**Given problem:** Identify each line holding the string "cluster" and copy it.

**Listed entries:**

»»

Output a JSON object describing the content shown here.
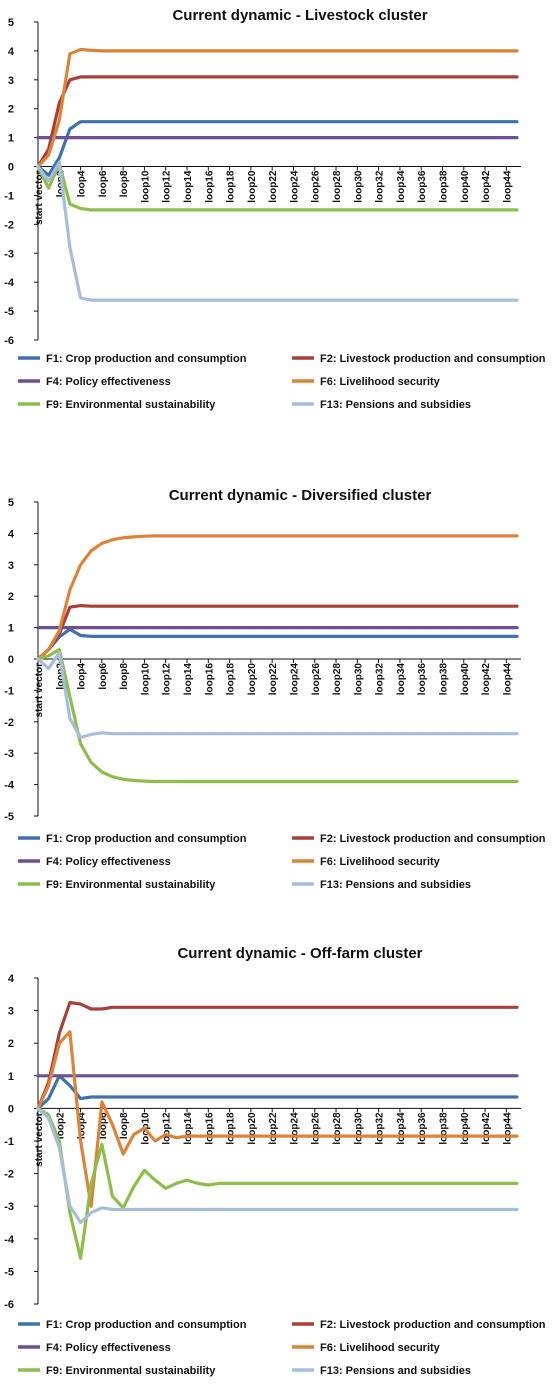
{
  "colors": {
    "F1": "#3f72ab",
    "F2": "#a6403a",
    "F4": "#6f4e93",
    "F6": "#dd8338",
    "F9": "#8cbf4a",
    "F13": "#a7bedb"
  },
  "x_ticks": [
    "start vector",
    "loop2",
    "loop4",
    "loop6",
    "loop8",
    "loop10",
    "loop12",
    "loop14",
    "loop16",
    "loop18",
    "loop20",
    "loop22",
    "loop24",
    "loop26",
    "loop28",
    "loop30",
    "loop32",
    "loop34",
    "loop36",
    "loop38",
    "loop40",
    "loop42",
    "loop44"
  ],
  "chart_data": [
    {
      "type": "line",
      "title": "Current dynamic - Livestock cluster",
      "ylim": [
        -6,
        5
      ],
      "yticks": [
        "-6",
        "-5",
        "-4",
        "-3",
        "-2",
        "-1",
        "0",
        "1",
        "2",
        "3",
        "4",
        "5"
      ],
      "x": [
        0,
        1,
        2,
        3,
        4,
        5,
        6,
        7,
        8,
        9,
        10,
        45
      ],
      "series": [
        {
          "key": "F1",
          "name": "F1: Crop production and consumption",
          "values": [
            0,
            -0.3,
            0.3,
            1.3,
            1.55,
            1.55,
            1.55,
            1.55,
            1.55,
            1.55,
            1.55,
            1.55
          ]
        },
        {
          "key": "F2",
          "name": "F2: Livestock production and consumption",
          "values": [
            0,
            0.6,
            2.2,
            3.0,
            3.1,
            3.1,
            3.1,
            3.1,
            3.1,
            3.1,
            3.1,
            3.1
          ]
        },
        {
          "key": "F4",
          "name": "F4: Policy effectiveness",
          "values": [
            1,
            1,
            1,
            1,
            1,
            1,
            1,
            1,
            1,
            1,
            1,
            1
          ]
        },
        {
          "key": "F6",
          "name": "F6: Livelihood security",
          "values": [
            0,
            0.4,
            1.6,
            3.9,
            4.05,
            4.02,
            4.0,
            4.0,
            4.0,
            4.0,
            4.0,
            4.0
          ]
        },
        {
          "key": "F9",
          "name": "F9: Environmental sustainability",
          "values": [
            0,
            -0.75,
            0.1,
            -1.3,
            -1.45,
            -1.5,
            -1.5,
            -1.5,
            -1.5,
            -1.5,
            -1.5,
            -1.5
          ]
        },
        {
          "key": "F13",
          "name": "F13: Pensions and subsidies",
          "values": [
            0,
            -0.5,
            0.15,
            -2.8,
            -4.55,
            -4.62,
            -4.62,
            -4.62,
            -4.62,
            -4.62,
            -4.62,
            -4.62
          ]
        }
      ]
    },
    {
      "type": "line",
      "title": "Current dynamic - Diversified cluster",
      "ylim": [
        -5,
        5
      ],
      "yticks": [
        "-5",
        "-4",
        "-3",
        "-2",
        "-1",
        "0",
        "1",
        "2",
        "3",
        "4",
        "5"
      ],
      "x": [
        0,
        1,
        2,
        3,
        4,
        5,
        6,
        7,
        8,
        9,
        10,
        11,
        12,
        13,
        45
      ],
      "series": [
        {
          "key": "F1",
          "name": "F1: Crop production and consumption",
          "values": [
            0,
            0.3,
            0.7,
            0.95,
            0.75,
            0.72,
            0.72,
            0.72,
            0.72,
            0.72,
            0.72,
            0.72,
            0.72,
            0.72,
            0.72
          ]
        },
        {
          "key": "F2",
          "name": "F2: Livestock production and consumption",
          "values": [
            0,
            0.3,
            0.8,
            1.65,
            1.7,
            1.68,
            1.68,
            1.68,
            1.68,
            1.68,
            1.68,
            1.68,
            1.68,
            1.68,
            1.68
          ]
        },
        {
          "key": "F4",
          "name": "F4: Policy effectiveness",
          "values": [
            1,
            1,
            1,
            1,
            1,
            1,
            1,
            1,
            1,
            1,
            1,
            1,
            1,
            1,
            1
          ]
        },
        {
          "key": "F6",
          "name": "F6: Livelihood security",
          "values": [
            0,
            0.3,
            0.9,
            2.2,
            3.0,
            3.45,
            3.68,
            3.8,
            3.86,
            3.89,
            3.91,
            3.92,
            3.92,
            3.92,
            3.92
          ]
        },
        {
          "key": "F9",
          "name": "F9: Environmental sustainability",
          "values": [
            0,
            0.1,
            0.3,
            -1.2,
            -2.7,
            -3.3,
            -3.6,
            -3.75,
            -3.83,
            -3.87,
            -3.89,
            -3.9,
            -3.9,
            -3.9,
            -3.9
          ]
        },
        {
          "key": "F13",
          "name": "F13: Pensions and subsidies",
          "values": [
            0,
            -0.3,
            0.2,
            -1.9,
            -2.5,
            -2.4,
            -2.35,
            -2.38,
            -2.38,
            -2.38,
            -2.38,
            -2.38,
            -2.38,
            -2.38,
            -2.38
          ]
        }
      ]
    },
    {
      "type": "line",
      "title": "Current dynamic - Off-farm cluster",
      "ylim": [
        -6,
        4
      ],
      "yticks": [
        "-6",
        "-5",
        "-4",
        "-3",
        "-2",
        "-1",
        "0",
        "1",
        "2",
        "3",
        "4"
      ],
      "x": [
        0,
        1,
        2,
        3,
        4,
        5,
        6,
        7,
        8,
        9,
        10,
        11,
        12,
        13,
        14,
        15,
        16,
        17,
        18,
        45
      ],
      "series": [
        {
          "key": "F1",
          "name": "F1: Crop production and consumption",
          "values": [
            0,
            0.3,
            1.0,
            0.7,
            0.3,
            0.35,
            0.35,
            0.35,
            0.35,
            0.35,
            0.35,
            0.35,
            0.35,
            0.35,
            0.35,
            0.35,
            0.35,
            0.35,
            0.35,
            0.35
          ]
        },
        {
          "key": "F2",
          "name": "F2: Livestock production and consumption",
          "values": [
            0,
            0.8,
            2.3,
            3.25,
            3.2,
            3.05,
            3.05,
            3.1,
            3.1,
            3.1,
            3.1,
            3.1,
            3.1,
            3.1,
            3.1,
            3.1,
            3.1,
            3.1,
            3.1,
            3.1
          ]
        },
        {
          "key": "F4",
          "name": "F4: Policy effectiveness",
          "values": [
            1,
            1,
            1,
            1,
            1,
            1,
            1,
            1,
            1,
            1,
            1,
            1,
            1,
            1,
            1,
            1,
            1,
            1,
            1,
            1
          ]
        },
        {
          "key": "F6",
          "name": "F6: Livelihood security",
          "values": [
            0,
            0.7,
            2.0,
            2.35,
            -1.0,
            -3.0,
            0.2,
            -0.5,
            -1.4,
            -0.8,
            -0.6,
            -1.0,
            -0.8,
            -0.9,
            -0.85,
            -0.85,
            -0.85,
            -0.85,
            -0.85,
            -0.85
          ]
        },
        {
          "key": "F9",
          "name": "F9: Environmental sustainability",
          "values": [
            0,
            -0.2,
            -1.0,
            -3.2,
            -4.6,
            -2.3,
            -1.1,
            -2.7,
            -3.05,
            -2.4,
            -1.9,
            -2.2,
            -2.45,
            -2.3,
            -2.2,
            -2.3,
            -2.35,
            -2.3,
            -2.3,
            -2.3
          ]
        },
        {
          "key": "F13",
          "name": "F13: Pensions and subsidies",
          "values": [
            0,
            -0.3,
            -1.2,
            -3.0,
            -3.5,
            -3.2,
            -3.05,
            -3.1,
            -3.1,
            -3.1,
            -3.1,
            -3.1,
            -3.1,
            -3.1,
            -3.1,
            -3.1,
            -3.1,
            -3.1,
            -3.1,
            -3.1
          ]
        }
      ]
    }
  ],
  "legend_order": [
    "F1",
    "F2",
    "F4",
    "F6",
    "F9",
    "F13"
  ]
}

««

**Response to this exercise:**
      "title": "Current dynamic - Livestock cluster",
      "title": "Current dynamic - Diversified cluster",
      "title": "Current dynamic - Off-farm cluster",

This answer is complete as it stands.